_Stated task_:
Below are the records. List every line holding the word "Allowable".

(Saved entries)
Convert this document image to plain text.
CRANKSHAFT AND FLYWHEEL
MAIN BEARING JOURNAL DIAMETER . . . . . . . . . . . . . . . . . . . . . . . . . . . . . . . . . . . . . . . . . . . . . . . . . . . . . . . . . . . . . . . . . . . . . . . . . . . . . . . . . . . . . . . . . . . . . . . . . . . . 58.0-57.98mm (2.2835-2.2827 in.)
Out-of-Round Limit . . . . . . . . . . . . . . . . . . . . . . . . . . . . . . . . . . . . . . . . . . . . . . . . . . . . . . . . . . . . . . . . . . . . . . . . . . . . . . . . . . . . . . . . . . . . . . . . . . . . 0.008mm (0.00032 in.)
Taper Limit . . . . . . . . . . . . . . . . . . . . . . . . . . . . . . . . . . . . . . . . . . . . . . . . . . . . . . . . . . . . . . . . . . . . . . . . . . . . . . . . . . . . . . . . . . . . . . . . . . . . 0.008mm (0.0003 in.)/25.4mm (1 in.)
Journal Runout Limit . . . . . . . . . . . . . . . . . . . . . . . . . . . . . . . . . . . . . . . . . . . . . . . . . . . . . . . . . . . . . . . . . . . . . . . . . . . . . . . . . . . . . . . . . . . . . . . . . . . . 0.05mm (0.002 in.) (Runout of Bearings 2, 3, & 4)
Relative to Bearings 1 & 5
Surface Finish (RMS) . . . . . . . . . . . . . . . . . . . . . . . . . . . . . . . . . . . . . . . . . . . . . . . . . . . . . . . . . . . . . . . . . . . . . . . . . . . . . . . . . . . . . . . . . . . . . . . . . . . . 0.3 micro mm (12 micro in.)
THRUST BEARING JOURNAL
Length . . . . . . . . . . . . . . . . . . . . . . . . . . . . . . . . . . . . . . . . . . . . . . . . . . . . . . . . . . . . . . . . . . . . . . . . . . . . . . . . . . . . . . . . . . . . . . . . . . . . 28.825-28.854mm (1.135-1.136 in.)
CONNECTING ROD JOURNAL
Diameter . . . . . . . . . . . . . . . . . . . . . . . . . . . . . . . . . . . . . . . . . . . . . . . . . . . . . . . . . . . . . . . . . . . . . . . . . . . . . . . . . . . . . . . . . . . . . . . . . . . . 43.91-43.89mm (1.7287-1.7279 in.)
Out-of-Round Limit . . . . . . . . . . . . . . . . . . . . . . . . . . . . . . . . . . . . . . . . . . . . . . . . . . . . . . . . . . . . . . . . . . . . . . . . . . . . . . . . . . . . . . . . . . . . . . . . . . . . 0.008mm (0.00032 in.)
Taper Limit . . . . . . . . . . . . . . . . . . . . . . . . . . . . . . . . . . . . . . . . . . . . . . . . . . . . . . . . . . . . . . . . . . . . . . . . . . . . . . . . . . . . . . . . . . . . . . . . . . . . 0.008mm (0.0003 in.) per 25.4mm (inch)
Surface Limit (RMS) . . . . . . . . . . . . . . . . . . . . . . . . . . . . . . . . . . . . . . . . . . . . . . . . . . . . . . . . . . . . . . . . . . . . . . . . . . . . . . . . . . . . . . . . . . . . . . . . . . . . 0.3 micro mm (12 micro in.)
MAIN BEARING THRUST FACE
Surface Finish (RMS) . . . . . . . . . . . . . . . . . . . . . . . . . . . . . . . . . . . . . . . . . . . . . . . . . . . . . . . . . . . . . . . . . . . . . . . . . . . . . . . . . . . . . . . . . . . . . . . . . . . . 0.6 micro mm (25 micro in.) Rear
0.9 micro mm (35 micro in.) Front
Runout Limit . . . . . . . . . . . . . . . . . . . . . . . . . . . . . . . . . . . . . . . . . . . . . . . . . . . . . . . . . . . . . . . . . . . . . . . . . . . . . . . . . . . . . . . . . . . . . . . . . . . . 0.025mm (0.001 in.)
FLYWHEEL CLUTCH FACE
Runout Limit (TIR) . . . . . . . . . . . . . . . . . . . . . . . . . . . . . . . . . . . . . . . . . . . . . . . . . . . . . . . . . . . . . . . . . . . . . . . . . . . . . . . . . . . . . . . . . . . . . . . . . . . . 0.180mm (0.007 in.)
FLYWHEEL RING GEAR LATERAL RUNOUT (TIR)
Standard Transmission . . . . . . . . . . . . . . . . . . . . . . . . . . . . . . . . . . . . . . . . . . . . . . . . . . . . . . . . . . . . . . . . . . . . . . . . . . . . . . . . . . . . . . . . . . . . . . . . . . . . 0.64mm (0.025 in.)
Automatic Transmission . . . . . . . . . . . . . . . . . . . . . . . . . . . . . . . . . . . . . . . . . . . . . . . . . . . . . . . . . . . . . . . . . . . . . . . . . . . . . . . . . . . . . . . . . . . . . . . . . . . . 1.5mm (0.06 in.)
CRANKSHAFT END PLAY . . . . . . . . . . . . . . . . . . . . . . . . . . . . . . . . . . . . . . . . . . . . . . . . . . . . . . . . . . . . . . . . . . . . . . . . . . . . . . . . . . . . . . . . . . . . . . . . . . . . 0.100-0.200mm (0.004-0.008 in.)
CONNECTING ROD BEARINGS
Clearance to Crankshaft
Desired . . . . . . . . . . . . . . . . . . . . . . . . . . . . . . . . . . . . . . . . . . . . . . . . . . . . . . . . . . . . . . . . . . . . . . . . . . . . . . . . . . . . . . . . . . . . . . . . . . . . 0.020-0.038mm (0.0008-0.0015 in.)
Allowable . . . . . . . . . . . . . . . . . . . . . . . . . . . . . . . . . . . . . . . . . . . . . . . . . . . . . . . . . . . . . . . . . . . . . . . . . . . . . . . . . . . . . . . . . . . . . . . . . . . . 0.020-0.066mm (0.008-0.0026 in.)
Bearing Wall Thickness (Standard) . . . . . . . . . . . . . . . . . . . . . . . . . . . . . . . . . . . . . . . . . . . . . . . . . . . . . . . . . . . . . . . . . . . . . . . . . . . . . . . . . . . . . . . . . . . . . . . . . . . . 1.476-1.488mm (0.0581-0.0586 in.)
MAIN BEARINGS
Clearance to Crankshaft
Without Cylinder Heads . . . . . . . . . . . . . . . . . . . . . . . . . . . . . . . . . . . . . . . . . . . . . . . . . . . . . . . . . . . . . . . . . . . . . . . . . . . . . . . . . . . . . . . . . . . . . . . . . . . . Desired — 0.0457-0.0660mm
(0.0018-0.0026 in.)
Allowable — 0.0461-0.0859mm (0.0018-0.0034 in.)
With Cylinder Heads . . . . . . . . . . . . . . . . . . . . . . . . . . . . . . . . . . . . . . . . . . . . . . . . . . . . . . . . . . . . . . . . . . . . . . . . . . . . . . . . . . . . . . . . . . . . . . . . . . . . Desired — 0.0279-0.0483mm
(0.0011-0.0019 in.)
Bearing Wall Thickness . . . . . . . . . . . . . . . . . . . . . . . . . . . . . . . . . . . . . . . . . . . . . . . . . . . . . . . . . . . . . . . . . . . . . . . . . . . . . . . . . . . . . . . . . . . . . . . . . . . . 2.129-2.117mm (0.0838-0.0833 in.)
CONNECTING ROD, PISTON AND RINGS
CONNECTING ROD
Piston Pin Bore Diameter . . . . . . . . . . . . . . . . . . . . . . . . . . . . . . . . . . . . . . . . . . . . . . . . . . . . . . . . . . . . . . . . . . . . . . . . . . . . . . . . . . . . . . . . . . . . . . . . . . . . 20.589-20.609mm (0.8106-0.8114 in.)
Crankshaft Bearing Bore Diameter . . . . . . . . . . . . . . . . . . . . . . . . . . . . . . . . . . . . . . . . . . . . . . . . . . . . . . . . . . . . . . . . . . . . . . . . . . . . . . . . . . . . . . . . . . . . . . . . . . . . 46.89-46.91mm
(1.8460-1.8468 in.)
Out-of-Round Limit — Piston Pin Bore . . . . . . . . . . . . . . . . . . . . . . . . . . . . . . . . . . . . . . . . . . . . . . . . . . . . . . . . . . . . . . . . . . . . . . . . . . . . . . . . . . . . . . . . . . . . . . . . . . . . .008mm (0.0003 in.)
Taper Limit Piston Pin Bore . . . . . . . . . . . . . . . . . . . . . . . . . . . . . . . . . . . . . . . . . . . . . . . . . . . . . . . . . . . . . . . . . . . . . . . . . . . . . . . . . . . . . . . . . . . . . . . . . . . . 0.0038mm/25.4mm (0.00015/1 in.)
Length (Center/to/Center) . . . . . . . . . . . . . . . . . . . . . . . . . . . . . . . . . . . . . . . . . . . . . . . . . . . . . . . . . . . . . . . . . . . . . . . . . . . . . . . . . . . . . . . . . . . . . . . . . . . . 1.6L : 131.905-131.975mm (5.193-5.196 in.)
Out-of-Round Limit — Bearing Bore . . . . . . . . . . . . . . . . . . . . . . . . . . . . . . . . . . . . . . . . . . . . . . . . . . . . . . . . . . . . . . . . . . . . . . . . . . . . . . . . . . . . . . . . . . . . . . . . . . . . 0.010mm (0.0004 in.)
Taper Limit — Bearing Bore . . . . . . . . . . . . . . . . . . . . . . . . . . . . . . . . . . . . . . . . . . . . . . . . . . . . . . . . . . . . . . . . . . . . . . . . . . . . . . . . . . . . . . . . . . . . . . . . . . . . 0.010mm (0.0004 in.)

_The response_:
Allowable . . . . . . . . . . . . . . . . . . . . . . . . . . . . . . . . . . . . . . . . . . . . . . . . . . . . . . . . . . . . . . . . . . . . . . . . . . . . . . . . . . . . . . . . . . . . . . . . . . . . 0.020-0.066mm (0.008-0.0026 in.)
Allowable — 0.0461-0.0859mm (0.0018-0.0034 in.)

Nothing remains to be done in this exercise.